THE TASK
Select all lines in the records that include "Výměra".

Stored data

>> START

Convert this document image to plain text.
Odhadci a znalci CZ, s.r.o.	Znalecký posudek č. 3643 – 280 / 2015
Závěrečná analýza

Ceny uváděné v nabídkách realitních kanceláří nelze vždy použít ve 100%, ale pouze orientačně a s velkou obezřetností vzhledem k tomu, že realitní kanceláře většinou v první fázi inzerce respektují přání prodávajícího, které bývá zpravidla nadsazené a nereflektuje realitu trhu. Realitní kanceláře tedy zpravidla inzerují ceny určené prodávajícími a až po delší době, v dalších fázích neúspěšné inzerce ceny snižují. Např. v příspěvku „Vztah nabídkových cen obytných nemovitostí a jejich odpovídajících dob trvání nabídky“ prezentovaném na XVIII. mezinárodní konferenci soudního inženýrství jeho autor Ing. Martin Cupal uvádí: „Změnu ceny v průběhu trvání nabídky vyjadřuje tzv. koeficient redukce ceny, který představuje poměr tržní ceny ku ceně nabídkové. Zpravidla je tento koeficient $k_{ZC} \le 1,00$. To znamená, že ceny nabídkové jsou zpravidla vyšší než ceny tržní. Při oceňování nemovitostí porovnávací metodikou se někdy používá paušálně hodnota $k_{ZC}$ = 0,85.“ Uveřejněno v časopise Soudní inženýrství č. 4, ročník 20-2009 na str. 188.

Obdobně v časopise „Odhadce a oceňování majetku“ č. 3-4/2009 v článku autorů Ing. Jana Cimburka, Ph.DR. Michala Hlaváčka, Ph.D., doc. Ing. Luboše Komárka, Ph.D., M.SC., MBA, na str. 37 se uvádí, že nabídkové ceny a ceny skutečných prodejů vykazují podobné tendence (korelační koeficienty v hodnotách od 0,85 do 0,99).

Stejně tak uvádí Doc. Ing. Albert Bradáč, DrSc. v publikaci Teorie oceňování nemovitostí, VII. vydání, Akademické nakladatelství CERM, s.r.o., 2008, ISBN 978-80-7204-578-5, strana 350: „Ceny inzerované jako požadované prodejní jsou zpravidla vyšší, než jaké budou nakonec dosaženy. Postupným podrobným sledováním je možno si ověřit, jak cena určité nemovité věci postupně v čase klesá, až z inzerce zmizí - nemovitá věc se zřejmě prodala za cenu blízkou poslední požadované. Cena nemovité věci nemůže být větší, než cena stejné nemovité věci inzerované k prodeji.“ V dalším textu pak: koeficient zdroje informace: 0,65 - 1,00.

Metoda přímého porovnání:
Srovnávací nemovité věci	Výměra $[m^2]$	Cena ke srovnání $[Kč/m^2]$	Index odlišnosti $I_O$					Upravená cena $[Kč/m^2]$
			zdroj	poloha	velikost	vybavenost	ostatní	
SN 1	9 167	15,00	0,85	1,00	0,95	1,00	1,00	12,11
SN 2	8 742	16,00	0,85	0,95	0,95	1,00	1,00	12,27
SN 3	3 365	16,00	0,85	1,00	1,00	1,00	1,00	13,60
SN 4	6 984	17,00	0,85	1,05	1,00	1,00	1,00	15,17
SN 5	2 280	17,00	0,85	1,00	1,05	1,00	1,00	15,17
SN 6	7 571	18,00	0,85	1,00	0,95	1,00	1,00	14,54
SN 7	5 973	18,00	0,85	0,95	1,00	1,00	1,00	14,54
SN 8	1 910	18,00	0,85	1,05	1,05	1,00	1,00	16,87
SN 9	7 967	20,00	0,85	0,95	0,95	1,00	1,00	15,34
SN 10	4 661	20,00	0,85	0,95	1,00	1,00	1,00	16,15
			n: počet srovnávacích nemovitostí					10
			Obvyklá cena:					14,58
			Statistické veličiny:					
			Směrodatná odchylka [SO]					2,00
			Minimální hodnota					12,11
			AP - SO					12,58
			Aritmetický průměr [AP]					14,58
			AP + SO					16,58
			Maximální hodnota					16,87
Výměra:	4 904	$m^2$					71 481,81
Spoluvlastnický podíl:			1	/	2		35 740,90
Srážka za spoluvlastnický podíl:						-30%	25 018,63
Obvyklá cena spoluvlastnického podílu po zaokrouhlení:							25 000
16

>> END

RESULT FOR THIS TASK
Srovnávací nemovité věci	Výměra $[m^2]$	Cena ke srovnání $[Kč/m^2]$	Index odlišnosti $I_O$					Upravená cena $[Kč/m^2]$
Výměra:	4 904	$m^2$					71 481,81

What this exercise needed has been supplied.